Problem details
Pick every line with "七条规定" from the material below.

[start of Material provided]

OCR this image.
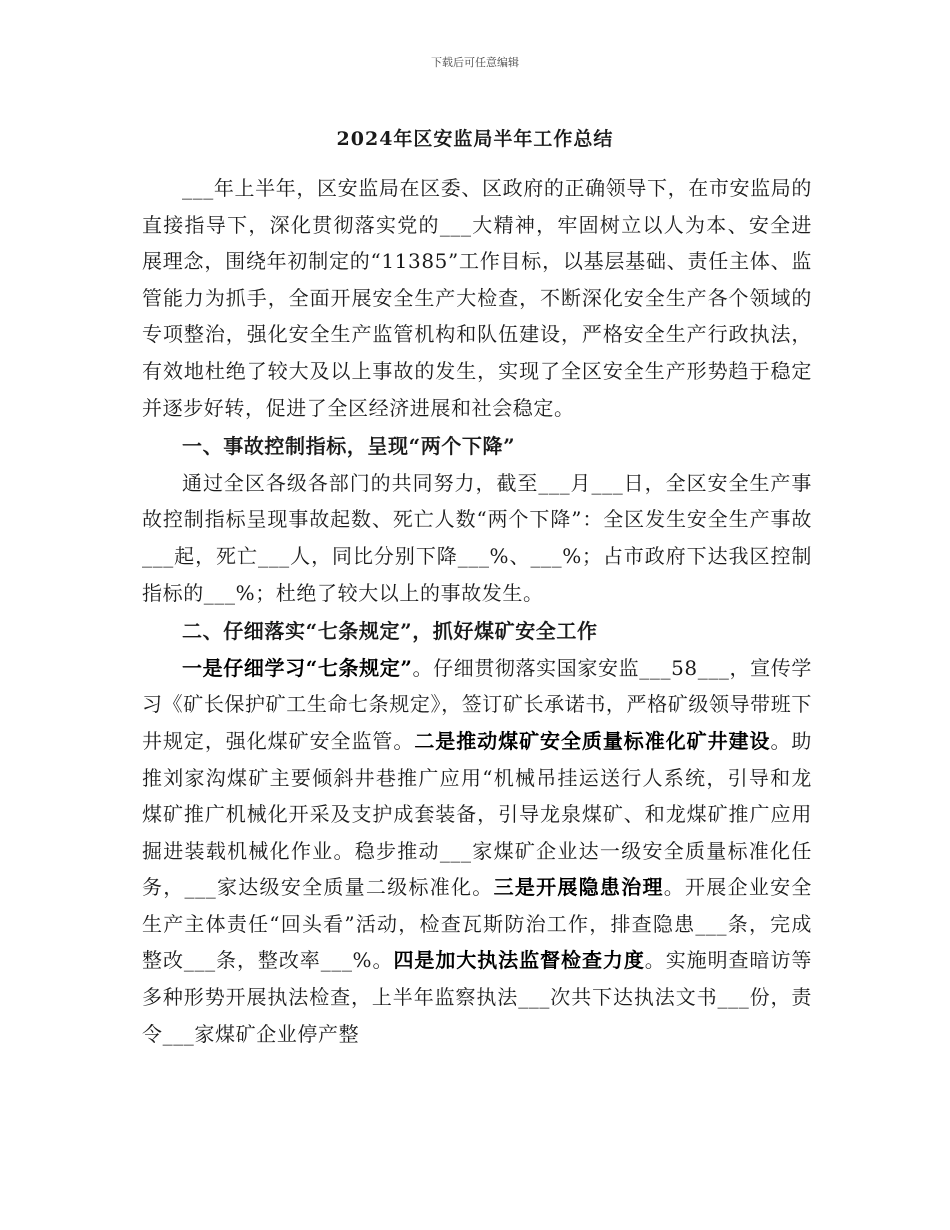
下载后可任意编辑
2024年区安监局半年工作总结

___年上半年，区安监局在区委、区政府的正确领导下，在市安监局的直接指导下，深化贯彻落实党的___大精神，牢固树立以人为本、安全进展理念，围绕年初制定的“11385”工作目标，以基层基础、责任主体、监管能力为抓手，全面开展安全生产大检查，不断深化安全生产各个领域的专项整治，强化安全生产监管机构和队伍建设，严格安全生产行政执法，有效地杜绝了较大及以上事故的发生，实现了全区安全生产形势趋于稳定并逐步好转，促进了全区经济进展和社会稳定。

一、事故控制指标，呈现“两个下降”

通过全区各级各部门的共同努力，截至___月___日，全区安全生产事故控制指标呈现事故起数、死亡人数“两个下降”：全区发生安全生产事故___起，死亡___人，同比分别下降___%、___%；占市政府下达我区控制指标的___%；杜绝了较大以上的事故发生。

二、仔细落实“七条规定”，抓好煤矿安全工作

一是仔细学习“七条规定”。仔细贯彻落实国家安监___58___，宣传学习《矿长保护矿工生命七条规定》，签订矿长承诺书，严格矿级领导带班下井规定，强化煤矿安全监管。二是推动煤矿安全质量标准化矿井建设。助推刘家沟煤矿主要倾斜井巷推广应用“机械吊挂运送行人系统，引导和龙煤矿推广机械化开采及支护成套装备，引导龙泉煤矿、和龙煤矿推广应用掘进装载机械化作业。稳步推动___家煤矿企业达一级安全质量标准化任务，___家达级安全质量二级标准化。三是开展隐患治理。开展企业安全生产主体责任“回头看”活动，检查瓦斯防治工作，排查隐患___条，完成整改___条，整改率___%。四是加大执法监督检查力度。实施明查暗访等多种形势开展执法检查，上半年监察执法___次共下达执法文书___份，责令___家煤矿企业停产整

[end of Material provided]

Task answer
二、仔细落实“七条规定”，抓好煤矿安全工作
一是仔细学习“七条规定”。仔细贯彻落实国家安监___58___，宣传学习《矿长保护矿工生命七条规定》，签订矿长承诺书，严格矿级领导带班下井规定，强化煤矿安全监管。二是推动煤矿安全质量标准化矿井建设。助推刘家沟煤矿主要倾斜井巷推广应用“机械吊挂运送行人系统，引导和龙煤矿推广机械化开采及支护成套装备，引导龙泉煤矿、和龙煤矿推广应用掘进装载机械化作业。稳步推动___家煤矿企业达一级安全质量标准化任务，___家达级安全质量二级标准化。三是开展隐患治理。开展企业安全生产主体责任“回头看”活动，检查瓦斯防治工作，排查隐患___条，完成整改___条，整改率___%。四是加大执法监督检查力度。实施明查暗访等多种形势开展执法检查，上半年监察执法___次共下达执法文书___份，责令___家煤矿企业停产整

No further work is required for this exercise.